● **Work to do**: Would you pull out every line of the material that contains the string "Birliği"?

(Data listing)
----

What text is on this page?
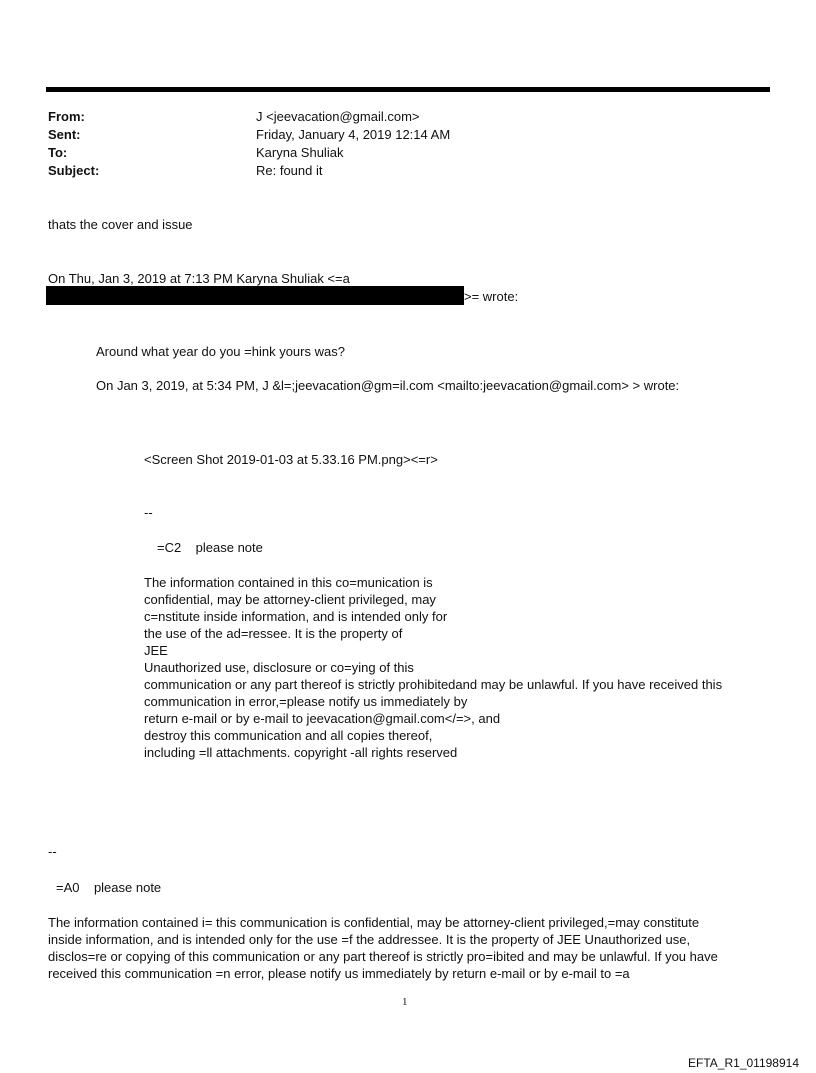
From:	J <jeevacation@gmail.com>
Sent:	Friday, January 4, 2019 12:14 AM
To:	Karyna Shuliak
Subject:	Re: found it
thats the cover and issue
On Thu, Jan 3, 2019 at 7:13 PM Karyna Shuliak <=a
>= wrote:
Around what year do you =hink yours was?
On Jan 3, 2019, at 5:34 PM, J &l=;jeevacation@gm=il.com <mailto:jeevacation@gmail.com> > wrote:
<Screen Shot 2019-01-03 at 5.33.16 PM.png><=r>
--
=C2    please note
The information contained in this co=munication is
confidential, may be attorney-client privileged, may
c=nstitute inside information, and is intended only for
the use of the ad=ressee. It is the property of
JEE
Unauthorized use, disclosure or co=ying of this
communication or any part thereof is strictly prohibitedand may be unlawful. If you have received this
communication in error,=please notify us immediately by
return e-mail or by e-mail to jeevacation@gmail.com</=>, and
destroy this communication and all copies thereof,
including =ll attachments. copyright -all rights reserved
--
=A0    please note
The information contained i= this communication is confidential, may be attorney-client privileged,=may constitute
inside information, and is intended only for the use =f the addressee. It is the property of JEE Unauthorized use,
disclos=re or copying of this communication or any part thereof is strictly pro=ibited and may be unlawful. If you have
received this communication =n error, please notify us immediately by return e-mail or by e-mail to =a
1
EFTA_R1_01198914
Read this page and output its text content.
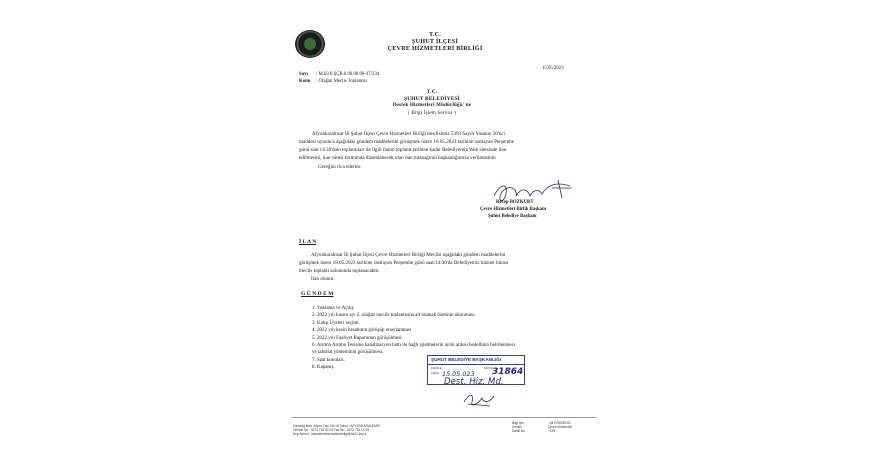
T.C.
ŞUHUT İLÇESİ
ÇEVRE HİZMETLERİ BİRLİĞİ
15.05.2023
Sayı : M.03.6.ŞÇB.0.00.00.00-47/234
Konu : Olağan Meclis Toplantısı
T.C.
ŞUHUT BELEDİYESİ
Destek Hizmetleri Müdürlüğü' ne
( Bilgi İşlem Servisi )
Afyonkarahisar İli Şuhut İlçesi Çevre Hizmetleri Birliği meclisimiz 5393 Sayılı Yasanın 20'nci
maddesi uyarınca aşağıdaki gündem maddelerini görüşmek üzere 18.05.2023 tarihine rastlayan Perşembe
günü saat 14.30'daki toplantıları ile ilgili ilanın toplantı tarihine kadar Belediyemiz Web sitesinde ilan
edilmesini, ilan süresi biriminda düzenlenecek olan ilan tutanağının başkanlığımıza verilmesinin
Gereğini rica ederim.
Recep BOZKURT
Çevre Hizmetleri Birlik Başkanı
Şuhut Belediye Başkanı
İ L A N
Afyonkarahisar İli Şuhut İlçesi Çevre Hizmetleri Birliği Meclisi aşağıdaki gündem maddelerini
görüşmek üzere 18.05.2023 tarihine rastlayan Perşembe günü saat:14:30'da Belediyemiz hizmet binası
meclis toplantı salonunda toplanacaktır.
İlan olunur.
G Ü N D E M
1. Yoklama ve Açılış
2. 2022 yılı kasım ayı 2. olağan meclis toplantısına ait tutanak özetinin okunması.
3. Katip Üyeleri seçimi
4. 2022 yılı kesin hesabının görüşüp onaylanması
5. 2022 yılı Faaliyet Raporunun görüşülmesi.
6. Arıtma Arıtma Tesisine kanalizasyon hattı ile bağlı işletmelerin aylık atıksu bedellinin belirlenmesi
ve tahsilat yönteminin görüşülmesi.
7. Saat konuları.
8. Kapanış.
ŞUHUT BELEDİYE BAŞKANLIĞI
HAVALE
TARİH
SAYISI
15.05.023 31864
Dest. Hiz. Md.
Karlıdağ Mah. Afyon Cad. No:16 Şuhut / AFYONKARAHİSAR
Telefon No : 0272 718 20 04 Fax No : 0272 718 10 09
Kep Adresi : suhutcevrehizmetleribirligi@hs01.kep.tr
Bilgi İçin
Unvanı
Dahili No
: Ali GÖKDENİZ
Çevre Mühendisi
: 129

----

● **Solution for this exercise**:
Afyonkarahisar İli Şuhut İlçesi Çevre Hizmetleri Birliği meclisimiz 5393 Sayılı Yasanın 20'nci
Afyonkarahisar İli Şuhut İlçesi Çevre Hizmetleri Birliği Meclisi aşağıdaki gündem maddelerini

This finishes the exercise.